__SHORT EXERCISE__
List all lines of the data containing the word "title".

__DATA IN THIS EXERCISE__
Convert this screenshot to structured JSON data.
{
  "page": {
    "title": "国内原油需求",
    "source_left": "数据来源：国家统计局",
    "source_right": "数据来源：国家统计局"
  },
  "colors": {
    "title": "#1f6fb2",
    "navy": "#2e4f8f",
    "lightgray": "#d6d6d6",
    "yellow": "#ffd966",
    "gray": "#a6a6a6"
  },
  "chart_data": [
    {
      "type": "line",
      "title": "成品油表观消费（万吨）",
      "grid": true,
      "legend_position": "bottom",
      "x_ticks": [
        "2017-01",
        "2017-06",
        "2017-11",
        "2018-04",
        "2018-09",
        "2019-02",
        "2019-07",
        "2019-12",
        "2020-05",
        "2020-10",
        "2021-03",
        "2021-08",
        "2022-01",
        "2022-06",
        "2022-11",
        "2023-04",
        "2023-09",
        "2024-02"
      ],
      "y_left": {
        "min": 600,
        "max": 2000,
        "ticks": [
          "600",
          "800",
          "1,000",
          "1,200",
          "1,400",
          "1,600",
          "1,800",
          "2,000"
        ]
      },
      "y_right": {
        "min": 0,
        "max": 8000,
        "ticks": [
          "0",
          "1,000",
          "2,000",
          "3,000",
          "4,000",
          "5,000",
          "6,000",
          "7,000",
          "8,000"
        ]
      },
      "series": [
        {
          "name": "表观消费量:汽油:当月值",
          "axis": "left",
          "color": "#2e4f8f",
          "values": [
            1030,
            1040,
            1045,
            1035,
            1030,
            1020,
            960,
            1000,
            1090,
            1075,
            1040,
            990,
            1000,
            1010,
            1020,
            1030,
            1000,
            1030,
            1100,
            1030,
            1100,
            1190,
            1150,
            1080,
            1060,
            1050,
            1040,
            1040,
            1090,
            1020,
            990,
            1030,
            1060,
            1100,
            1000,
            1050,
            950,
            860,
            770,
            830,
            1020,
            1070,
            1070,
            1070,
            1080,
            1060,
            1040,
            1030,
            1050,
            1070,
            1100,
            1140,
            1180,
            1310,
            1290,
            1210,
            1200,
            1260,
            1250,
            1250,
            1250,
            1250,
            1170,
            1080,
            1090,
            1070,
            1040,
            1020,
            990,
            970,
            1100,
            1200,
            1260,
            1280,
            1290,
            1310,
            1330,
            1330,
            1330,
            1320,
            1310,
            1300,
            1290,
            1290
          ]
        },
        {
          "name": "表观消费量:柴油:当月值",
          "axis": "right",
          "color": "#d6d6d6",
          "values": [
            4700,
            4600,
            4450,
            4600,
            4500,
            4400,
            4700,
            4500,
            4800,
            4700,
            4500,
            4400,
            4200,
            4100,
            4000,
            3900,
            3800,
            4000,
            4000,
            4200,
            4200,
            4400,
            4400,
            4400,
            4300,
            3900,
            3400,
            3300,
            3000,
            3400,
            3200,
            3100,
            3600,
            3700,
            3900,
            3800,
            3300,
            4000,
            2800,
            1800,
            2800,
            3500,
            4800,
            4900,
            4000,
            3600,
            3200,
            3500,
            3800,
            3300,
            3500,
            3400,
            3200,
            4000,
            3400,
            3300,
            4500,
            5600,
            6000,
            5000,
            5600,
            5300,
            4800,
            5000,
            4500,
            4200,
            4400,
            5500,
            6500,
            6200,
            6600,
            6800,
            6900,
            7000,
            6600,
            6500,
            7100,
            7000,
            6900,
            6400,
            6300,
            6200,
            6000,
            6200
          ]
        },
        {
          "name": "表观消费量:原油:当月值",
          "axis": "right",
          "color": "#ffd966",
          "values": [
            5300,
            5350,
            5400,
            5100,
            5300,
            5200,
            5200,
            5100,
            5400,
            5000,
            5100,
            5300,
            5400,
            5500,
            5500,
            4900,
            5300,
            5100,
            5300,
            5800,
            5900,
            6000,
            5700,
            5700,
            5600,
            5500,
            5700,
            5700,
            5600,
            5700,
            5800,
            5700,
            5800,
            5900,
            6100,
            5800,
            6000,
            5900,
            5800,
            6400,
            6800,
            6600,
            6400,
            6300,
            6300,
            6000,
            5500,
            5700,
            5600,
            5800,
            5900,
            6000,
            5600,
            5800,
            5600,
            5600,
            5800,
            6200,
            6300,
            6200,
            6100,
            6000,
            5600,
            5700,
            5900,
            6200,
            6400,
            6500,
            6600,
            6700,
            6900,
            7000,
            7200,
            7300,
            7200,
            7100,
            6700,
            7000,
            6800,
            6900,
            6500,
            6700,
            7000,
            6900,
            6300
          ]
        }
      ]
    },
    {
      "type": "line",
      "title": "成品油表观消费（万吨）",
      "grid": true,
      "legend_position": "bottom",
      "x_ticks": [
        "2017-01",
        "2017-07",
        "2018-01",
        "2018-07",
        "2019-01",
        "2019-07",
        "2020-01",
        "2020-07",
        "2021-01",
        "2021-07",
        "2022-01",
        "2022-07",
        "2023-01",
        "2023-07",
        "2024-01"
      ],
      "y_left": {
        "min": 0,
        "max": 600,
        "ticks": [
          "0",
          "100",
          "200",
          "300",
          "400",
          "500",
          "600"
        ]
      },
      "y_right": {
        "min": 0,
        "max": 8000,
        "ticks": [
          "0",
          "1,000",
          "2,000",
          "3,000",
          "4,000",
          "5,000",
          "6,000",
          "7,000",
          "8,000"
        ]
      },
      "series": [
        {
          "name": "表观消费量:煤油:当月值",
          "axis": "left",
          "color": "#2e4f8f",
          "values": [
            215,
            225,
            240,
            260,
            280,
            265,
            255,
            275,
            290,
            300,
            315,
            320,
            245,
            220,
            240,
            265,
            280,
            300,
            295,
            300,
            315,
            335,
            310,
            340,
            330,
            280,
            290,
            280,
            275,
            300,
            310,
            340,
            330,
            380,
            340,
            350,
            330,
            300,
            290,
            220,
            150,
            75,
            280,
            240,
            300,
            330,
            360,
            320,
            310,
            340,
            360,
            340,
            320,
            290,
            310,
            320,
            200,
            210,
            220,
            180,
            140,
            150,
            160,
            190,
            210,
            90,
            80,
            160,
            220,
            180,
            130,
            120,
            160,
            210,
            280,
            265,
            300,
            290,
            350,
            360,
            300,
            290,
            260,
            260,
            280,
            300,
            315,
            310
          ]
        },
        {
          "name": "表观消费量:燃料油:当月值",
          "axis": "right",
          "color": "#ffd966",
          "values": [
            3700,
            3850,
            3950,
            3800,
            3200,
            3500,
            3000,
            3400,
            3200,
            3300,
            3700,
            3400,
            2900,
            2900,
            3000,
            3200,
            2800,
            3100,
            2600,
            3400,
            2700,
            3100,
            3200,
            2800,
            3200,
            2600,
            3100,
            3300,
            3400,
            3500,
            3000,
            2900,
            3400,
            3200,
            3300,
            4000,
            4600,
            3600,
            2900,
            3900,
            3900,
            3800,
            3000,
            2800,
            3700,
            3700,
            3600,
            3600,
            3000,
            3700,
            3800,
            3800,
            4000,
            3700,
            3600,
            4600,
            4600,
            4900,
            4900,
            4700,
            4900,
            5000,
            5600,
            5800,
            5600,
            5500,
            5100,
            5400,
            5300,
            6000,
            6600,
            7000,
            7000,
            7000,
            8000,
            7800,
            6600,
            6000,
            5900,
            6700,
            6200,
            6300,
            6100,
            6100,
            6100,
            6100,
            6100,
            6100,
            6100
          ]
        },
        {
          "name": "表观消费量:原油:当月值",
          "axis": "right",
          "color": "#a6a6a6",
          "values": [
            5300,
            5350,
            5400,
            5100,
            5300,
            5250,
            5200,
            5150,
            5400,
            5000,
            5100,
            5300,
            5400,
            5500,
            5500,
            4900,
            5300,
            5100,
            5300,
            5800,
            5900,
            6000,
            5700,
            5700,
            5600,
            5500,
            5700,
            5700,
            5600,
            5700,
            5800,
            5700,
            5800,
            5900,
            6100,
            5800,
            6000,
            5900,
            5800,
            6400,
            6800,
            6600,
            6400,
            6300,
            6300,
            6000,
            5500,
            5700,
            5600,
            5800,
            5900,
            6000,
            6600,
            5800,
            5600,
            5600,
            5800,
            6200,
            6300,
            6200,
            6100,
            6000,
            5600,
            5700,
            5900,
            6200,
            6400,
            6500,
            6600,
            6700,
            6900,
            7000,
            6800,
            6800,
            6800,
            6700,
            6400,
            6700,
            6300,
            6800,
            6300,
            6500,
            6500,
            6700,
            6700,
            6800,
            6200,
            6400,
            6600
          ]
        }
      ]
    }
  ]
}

__SOLUTION FOR THIS TASK__
    "title": "国内原油需求",
    "title": "#1f6fb2",
      "title": "成品油表观消费（万吨）",
      "title": "成品油表观消费（万吨）",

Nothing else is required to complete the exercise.